ENTRIES SUPPLIED:
- - -
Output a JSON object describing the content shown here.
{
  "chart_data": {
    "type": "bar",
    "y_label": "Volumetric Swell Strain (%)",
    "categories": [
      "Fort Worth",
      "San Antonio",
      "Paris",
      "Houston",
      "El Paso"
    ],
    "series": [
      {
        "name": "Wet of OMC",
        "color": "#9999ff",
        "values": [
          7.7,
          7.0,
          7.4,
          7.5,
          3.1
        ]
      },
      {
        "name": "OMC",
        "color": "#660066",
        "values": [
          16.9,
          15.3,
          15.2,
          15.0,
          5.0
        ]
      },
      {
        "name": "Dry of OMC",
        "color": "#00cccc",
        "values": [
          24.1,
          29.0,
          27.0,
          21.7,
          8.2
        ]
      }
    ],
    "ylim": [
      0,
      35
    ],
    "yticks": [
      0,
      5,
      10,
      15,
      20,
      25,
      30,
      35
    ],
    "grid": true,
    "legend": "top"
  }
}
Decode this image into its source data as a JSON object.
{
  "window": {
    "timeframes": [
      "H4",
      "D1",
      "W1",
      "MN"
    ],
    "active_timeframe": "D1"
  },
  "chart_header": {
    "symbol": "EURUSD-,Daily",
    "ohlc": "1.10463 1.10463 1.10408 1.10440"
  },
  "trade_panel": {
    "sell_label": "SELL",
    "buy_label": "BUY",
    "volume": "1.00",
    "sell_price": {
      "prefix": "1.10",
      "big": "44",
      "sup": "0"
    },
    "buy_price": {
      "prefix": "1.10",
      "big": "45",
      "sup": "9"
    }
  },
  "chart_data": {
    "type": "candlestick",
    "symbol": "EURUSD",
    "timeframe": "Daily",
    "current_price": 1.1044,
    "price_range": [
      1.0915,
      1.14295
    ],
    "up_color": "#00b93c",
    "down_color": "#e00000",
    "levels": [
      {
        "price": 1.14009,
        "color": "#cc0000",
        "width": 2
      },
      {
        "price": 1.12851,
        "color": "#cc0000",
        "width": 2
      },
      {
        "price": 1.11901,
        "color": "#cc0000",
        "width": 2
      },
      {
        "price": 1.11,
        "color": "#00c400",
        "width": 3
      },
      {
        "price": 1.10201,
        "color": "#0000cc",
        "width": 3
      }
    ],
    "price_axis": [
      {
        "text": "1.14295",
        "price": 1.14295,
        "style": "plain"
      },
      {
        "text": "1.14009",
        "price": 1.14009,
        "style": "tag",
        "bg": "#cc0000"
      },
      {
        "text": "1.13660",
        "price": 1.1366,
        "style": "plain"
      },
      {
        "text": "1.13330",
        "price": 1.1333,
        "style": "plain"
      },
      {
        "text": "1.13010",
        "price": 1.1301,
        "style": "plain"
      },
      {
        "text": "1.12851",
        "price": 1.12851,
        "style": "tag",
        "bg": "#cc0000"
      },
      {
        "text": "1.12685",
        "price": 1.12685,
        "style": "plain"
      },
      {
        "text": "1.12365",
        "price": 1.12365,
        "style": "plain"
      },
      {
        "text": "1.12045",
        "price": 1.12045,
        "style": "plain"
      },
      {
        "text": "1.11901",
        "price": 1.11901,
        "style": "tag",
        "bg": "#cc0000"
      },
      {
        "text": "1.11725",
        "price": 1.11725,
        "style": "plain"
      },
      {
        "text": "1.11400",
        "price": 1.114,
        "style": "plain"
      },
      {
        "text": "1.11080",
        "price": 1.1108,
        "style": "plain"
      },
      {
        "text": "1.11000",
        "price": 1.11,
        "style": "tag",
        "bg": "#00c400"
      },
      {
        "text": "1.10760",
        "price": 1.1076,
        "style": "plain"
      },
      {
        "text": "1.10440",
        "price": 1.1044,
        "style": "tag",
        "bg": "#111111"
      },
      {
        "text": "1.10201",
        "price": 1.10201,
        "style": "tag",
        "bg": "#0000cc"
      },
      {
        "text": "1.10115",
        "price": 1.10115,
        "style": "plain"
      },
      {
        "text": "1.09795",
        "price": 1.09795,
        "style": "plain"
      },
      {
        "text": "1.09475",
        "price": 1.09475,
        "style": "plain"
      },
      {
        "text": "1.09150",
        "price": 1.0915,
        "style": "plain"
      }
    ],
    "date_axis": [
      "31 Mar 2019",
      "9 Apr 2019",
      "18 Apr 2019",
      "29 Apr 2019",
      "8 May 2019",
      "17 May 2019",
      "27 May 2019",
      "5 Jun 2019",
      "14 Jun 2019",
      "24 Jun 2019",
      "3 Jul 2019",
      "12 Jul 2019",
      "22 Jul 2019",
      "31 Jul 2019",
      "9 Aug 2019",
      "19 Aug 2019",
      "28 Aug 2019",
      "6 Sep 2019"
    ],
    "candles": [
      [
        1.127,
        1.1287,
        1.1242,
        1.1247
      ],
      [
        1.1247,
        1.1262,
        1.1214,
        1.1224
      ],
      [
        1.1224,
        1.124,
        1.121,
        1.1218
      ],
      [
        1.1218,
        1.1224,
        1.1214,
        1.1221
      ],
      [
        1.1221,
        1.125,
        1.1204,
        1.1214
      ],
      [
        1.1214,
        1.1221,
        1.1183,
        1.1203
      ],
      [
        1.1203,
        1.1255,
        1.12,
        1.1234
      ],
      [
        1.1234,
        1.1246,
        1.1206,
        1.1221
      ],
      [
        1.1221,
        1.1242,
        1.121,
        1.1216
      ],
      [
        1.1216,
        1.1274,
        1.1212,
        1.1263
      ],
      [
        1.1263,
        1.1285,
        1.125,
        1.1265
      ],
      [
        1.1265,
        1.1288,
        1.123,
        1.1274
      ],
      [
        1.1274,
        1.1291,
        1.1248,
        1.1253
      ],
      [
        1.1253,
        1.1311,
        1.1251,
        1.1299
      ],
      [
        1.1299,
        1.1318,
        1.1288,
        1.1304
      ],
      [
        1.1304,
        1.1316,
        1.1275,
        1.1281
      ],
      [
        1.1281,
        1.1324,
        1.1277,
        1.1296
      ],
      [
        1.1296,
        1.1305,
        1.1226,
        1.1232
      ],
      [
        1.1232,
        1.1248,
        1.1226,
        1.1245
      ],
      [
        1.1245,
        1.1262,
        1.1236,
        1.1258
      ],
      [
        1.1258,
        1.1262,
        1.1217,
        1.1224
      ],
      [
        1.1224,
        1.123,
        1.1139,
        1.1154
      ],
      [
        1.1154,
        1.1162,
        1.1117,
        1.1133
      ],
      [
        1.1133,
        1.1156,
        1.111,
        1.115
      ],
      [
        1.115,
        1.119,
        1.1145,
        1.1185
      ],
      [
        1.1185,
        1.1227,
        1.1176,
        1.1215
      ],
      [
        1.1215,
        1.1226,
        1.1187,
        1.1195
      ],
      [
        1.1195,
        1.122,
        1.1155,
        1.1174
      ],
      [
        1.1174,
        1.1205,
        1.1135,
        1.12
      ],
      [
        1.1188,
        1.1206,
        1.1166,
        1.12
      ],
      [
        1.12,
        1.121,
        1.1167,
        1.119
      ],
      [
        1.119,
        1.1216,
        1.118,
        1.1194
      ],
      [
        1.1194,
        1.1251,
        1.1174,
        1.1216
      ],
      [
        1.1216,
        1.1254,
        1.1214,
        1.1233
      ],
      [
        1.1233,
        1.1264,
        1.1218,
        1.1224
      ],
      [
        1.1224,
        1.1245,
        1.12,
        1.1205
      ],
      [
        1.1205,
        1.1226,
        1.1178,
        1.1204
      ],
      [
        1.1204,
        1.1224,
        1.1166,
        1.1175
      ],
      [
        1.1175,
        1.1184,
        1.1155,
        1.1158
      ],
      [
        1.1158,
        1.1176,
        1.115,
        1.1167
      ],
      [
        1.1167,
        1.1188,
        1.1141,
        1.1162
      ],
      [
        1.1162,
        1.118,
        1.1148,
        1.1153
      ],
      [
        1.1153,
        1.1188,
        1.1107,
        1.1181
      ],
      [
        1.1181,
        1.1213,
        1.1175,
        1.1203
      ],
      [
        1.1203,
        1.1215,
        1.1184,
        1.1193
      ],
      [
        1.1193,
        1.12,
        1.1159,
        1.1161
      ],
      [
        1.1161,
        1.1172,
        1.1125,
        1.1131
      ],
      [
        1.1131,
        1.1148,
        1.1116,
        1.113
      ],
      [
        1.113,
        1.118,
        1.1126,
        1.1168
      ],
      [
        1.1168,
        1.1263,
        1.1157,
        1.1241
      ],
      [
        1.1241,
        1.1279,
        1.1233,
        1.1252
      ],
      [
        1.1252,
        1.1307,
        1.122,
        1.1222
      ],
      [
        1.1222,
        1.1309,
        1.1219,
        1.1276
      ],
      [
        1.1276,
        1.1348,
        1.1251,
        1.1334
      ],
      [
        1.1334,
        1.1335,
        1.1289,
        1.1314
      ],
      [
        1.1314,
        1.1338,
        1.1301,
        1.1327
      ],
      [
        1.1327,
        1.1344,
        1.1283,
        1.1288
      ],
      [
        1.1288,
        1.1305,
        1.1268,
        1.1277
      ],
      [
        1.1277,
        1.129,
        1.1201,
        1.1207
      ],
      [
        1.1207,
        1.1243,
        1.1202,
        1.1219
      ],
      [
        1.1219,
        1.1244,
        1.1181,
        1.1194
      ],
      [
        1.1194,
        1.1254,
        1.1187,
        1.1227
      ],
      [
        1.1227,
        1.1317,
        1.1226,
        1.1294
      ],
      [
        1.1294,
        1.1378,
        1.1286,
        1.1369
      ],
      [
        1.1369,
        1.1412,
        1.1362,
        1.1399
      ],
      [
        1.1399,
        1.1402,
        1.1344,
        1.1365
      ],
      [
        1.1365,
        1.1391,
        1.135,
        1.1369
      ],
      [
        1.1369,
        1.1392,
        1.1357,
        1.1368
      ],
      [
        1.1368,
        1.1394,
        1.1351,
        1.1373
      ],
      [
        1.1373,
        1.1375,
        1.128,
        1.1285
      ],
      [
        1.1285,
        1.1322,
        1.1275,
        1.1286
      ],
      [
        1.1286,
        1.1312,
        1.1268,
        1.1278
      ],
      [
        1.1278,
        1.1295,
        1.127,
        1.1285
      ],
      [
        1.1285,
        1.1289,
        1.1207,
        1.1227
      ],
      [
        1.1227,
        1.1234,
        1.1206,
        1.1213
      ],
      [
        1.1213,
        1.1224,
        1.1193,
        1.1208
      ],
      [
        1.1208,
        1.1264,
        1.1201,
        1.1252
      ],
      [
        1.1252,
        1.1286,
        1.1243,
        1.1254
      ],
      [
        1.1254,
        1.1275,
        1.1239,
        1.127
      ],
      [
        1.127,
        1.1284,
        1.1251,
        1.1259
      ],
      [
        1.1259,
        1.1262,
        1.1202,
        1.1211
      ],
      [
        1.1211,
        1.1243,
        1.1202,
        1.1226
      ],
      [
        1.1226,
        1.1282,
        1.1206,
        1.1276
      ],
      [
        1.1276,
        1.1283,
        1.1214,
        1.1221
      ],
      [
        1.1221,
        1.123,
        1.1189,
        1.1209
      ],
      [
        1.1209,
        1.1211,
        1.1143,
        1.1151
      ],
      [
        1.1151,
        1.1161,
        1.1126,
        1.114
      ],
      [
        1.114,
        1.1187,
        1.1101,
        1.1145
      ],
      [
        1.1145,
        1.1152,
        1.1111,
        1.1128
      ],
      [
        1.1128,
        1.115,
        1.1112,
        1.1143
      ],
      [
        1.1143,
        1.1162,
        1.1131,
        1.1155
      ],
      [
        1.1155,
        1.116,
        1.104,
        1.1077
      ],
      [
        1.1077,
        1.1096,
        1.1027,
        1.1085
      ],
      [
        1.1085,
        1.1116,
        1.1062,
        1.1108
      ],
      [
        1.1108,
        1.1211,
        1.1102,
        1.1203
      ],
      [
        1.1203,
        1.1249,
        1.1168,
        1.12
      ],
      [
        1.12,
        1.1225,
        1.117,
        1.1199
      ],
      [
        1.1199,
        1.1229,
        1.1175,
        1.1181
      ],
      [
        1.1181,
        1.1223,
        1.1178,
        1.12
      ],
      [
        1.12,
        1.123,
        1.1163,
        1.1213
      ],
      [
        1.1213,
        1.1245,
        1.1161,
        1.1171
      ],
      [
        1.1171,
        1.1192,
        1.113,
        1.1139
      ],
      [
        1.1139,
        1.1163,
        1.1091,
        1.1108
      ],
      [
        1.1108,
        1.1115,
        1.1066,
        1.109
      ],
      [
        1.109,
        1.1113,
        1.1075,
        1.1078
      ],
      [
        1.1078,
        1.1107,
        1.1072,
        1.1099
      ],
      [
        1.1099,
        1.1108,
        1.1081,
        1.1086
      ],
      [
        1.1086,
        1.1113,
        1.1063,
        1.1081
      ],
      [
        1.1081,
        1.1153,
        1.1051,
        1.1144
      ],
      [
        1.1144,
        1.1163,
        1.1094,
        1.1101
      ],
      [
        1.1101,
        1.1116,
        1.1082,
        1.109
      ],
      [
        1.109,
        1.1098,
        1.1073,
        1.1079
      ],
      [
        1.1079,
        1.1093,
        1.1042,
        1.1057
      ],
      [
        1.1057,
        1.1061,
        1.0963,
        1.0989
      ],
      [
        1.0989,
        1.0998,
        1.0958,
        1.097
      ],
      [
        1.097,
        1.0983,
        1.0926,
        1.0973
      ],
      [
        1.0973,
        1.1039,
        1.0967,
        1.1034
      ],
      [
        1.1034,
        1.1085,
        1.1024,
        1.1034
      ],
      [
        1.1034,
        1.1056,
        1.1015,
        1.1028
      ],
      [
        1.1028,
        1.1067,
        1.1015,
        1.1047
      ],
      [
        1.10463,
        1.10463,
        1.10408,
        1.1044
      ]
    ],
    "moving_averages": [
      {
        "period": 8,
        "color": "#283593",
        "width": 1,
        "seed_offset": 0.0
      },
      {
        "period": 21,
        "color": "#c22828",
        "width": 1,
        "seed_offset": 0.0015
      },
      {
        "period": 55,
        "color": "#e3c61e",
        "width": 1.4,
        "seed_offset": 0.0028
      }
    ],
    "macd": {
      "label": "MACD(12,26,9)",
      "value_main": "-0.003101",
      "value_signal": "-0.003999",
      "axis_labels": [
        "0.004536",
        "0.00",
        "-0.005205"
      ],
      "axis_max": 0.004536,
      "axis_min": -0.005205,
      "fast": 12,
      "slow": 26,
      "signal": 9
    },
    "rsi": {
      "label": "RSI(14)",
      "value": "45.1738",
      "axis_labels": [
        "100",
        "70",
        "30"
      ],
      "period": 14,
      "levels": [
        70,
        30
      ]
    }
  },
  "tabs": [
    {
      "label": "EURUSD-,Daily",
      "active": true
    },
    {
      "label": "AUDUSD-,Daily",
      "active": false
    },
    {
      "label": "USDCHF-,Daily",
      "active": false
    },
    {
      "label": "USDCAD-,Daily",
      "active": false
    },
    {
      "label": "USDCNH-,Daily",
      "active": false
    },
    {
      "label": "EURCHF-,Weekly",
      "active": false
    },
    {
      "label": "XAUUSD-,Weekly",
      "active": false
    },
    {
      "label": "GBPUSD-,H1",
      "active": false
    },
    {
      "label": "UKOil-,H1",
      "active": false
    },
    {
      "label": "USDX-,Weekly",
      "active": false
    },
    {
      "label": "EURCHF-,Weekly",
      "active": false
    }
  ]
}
- - -
AIM: Lines containing the string "Daily" should be counted; reply with their number and nothing more.

SOLUTION TO THE EXERCISE: 7